───── Exercise material

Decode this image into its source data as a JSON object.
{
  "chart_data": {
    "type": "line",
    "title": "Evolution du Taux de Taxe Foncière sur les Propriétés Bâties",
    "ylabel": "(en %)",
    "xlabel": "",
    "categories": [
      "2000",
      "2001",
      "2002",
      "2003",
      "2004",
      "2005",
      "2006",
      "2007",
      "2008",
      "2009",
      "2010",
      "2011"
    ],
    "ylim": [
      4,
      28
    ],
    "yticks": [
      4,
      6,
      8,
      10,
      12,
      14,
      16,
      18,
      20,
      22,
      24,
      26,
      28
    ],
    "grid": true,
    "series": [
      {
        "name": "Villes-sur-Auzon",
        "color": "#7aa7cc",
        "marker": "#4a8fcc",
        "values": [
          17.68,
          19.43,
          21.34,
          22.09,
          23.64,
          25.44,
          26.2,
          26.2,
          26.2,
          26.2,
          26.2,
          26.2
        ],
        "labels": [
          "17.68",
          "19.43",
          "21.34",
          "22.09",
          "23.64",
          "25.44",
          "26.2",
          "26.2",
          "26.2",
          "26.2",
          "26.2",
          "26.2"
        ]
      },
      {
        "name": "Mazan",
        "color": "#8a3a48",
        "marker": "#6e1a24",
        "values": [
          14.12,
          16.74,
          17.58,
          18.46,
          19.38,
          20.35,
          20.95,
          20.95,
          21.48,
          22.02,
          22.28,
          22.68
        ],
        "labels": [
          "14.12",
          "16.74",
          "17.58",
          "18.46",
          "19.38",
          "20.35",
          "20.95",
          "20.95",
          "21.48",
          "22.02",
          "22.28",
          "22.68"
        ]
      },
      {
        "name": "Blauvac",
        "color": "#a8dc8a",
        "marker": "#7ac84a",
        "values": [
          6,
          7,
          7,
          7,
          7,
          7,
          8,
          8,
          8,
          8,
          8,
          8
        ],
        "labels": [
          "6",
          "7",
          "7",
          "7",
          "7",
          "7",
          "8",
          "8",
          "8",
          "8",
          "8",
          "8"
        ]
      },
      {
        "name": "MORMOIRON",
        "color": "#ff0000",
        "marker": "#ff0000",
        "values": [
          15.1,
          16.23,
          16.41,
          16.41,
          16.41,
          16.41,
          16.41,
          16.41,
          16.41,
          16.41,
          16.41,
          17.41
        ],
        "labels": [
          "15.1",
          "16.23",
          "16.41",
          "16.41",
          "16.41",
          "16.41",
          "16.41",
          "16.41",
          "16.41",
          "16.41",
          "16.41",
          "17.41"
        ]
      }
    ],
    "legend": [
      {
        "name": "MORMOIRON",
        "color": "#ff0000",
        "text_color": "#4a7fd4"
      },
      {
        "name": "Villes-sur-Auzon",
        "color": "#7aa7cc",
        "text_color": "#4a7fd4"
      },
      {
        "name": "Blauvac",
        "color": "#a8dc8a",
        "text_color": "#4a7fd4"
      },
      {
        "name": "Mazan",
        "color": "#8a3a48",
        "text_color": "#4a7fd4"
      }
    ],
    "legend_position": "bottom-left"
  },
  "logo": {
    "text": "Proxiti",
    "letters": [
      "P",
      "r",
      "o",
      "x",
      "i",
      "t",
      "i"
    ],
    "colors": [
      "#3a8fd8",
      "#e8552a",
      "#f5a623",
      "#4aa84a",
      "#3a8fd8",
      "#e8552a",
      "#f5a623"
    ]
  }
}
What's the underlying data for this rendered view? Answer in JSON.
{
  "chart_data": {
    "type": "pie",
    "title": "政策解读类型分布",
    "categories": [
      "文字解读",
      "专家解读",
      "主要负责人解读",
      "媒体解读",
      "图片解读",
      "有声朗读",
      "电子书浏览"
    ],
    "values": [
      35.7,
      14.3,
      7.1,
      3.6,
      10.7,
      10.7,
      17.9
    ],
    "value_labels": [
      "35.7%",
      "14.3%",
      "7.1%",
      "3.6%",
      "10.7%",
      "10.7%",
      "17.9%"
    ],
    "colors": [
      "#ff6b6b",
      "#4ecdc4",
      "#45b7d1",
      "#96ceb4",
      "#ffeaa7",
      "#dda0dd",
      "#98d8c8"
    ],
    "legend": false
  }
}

──────────

» **Work to be completed**: Copy out the whole listing exactly as written.

» **Final answer**:
Decode this image into its source data as a JSON object.
{
  "chart_data": {
    "type": "line",
    "title": "Evolution du Taux de Taxe Foncière sur les Propriétés Bâties",
    "ylabel": "(en %)",
    "xlabel": "",
    "categories": [
      "2000",
      "2001",
      "2002",
      "2003",
      "2004",
      "2005",
      "2006",
      "2007",
      "2008",
      "2009",
      "2010",
      "2011"
    ],
    "ylim": [
      4,
      28
    ],
    "yticks": [
      4,
      6,
      8,
      10,
      12,
      14,
      16,
      18,
      20,
      22,
      24,
      26,
      28
    ],
    "grid": true,
    "series": [
      {
        "name": "Villes-sur-Auzon",
        "color": "#7aa7cc",
        "marker": "#4a8fcc",
        "values": [
          17.68,
          19.43,
          21.34,
          22.09,
          23.64,
          25.44,
          26.2,
          26.2,
          26.2,
          26.2,
          26.2,
          26.2
        ],
        "labels": [
          "17.68",
          "19.43",
          "21.34",
          "22.09",
          "23.64",
          "25.44",
          "26.2",
          "26.2",
          "26.2",
          "26.2",
          "26.2",
          "26.2"
        ]
      },
      {
        "name": "Mazan",
        "color": "#8a3a48",
        "marker": "#6e1a24",
        "values": [
          14.12,
          16.74,
          17.58,
          18.46,
          19.38,
          20.35,
          20.95,
          20.95,
          21.48,
          22.02,
          22.28,
          22.68
        ],
        "labels": [
          "14.12",
          "16.74",
          "17.58",
          "18.46",
          "19.38",
          "20.35",
          "20.95",
          "20.95",
          "21.48",
          "22.02",
          "22.28",
          "22.68"
        ]
      },
      {
        "name": "Blauvac",
        "color": "#a8dc8a",
        "marker": "#7ac84a",
        "values": [
          6,
          7,
          7,
          7,
          7,
          7,
          8,
          8,
          8,
          8,
          8,
          8
        ],
        "labels": [
          "6",
          "7",
          "7",
          "7",
          "7",
          "7",
          "8",
          "8",
          "8",
          "8",
          "8",
          "8"
        ]
      },
      {
        "name": "MORMOIRON",
        "color": "#ff0000",
        "marker": "#ff0000",
        "values": [
          15.1,
          16.23,
          16.41,
          16.41,
          16.41,
          16.41,
          16.41,
          16.41,
          16.41,
          16.41,
          16.41,
          17.41
        ],
        "labels": [
          "15.1",
          "16.23",
          "16.41",
          "16.41",
          "16.41",
          "16.41",
          "16.41",
          "16.41",
          "16.41",
          "16.41",
          "16.41",
          "17.41"
        ]
      }
    ],
    "legend": [
      {
        "name": "MORMOIRON",
        "color": "#ff0000",
        "text_color": "#4a7fd4"
      },
      {
        "name": "Villes-sur-Auzon",
        "color": "#7aa7cc",
        "text_color": "#4a7fd4"
      },
      {
        "name": "Blauvac",
        "color": "#a8dc8a",
        "text_color": "#4a7fd4"
      },
      {
        "name": "Mazan",
        "color": "#8a3a48",
        "text_color": "#4a7fd4"
      }
    ],
    "legend_position": "bottom-left"
  },
  "logo": {
    "text": "Proxiti",
    "letters": [
      "P",
      "r",
      "o",
      "x",
      "i",
      "t",
      "i"
    ],
    "colors": [
      "#3a8fd8",
      "#e8552a",
      "#f5a623",
      "#4aa84a",
      "#3a8fd8",
      "#e8552a",
      "#f5a623"
    ]
  }
}
What's the underlying data for this rendered view? Answer in JSON.
{
  "chart_data": {
    "type": "pie",
    "title": "政策解读类型分布",
    "categories": [
      "文字解读",
      "专家解读",
      "主要负责人解读",
      "媒体解读",
      "图片解读",
      "有声朗读",
      "电子书浏览"
    ],
    "values": [
      35.7,
      14.3,
      7.1,
      3.6,
      10.7,
      10.7,
      17.9
    ],
    "value_labels": [
      "35.7%",
      "14.3%",
      "7.1%",
      "3.6%",
      "10.7%",
      "10.7%",
      "17.9%"
    ],
    "colors": [
      "#ff6b6b",
      "#4ecdc4",
      "#45b7d1",
      "#96ceb4",
      "#ffeaa7",
      "#dda0dd",
      "#98d8c8"
    ],
    "legend": false
  }
}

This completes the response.